DESCRIPTION OF THE TASK =
Write only how many lines of the listing below include the string "malignant".

RECORDED DATA =

▬▬▬

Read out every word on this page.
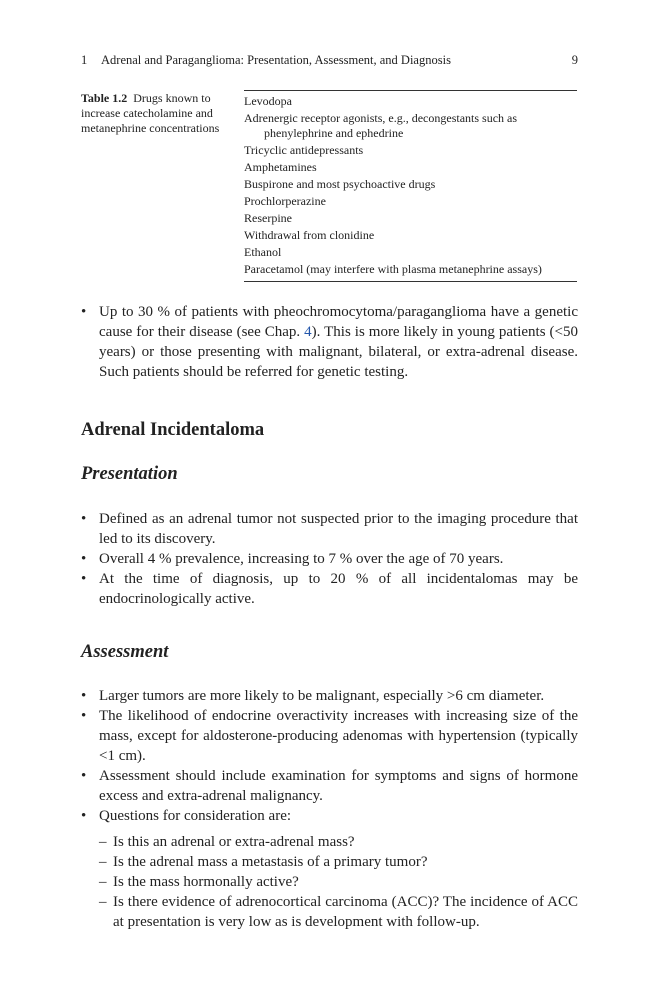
1 Adrenal and Paraganglioma: Presentation, Assessment, and Diagnosis	9
Table 1.2 Drugs known to increase catecholamine and metanephrine concentrations
Levodopa
Adrenergic receptor agonists, e.g., decongestants such as
phenylephrine and ephedrine
Tricyclic antidepressants
Amphetamines
Buspirone and most psychoactive drugs
Prochlorperazine
Reserpine
Withdrawal from clonidine
Ethanol
Paracetamol (may interfere with plasma metanephrine assays)
• Up to 30 % of patients with pheochromocytoma/paraganglioma have a genetic cause for their disease (see Chap. 4). This is more likely in young patients (<50 years) or those presenting with malignant, bilateral, or extra-adrenal disease. Such patients should be referred for genetic testing.
Adrenal Incidentaloma
Presentation
• Defined as an adrenal tumor not suspected prior to the imaging procedure that led to its discovery.
• Overall 4 % prevalence, increasing to 7 % over the age of 70 years.
• At the time of diagnosis, up to 20 % of all incidentalomas may be endocrinologically active.
Assessment
• Larger tumors are more likely to be malignant, especially >6 cm diameter.
• The likelihood of endocrine overactivity increases with increasing size of the mass, except for aldosterone-producing adenomas with hypertension (typically <1 cm).
• Assessment should include examination for symptoms and signs of hormone excess and extra-adrenal malignancy.
• Questions for consideration are:
– Is this an adrenal or extra-adrenal mass?
– Is the adrenal mass a metastasis of a primary tumor?
– Is the mass hormonally active?
– Is there evidence of adrenocortical carcinoma (ACC)? The incidence of ACC at presentation is very low as is development with follow-up.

▬▬▬

OUTPUT FOR THIS EXERCISE =
2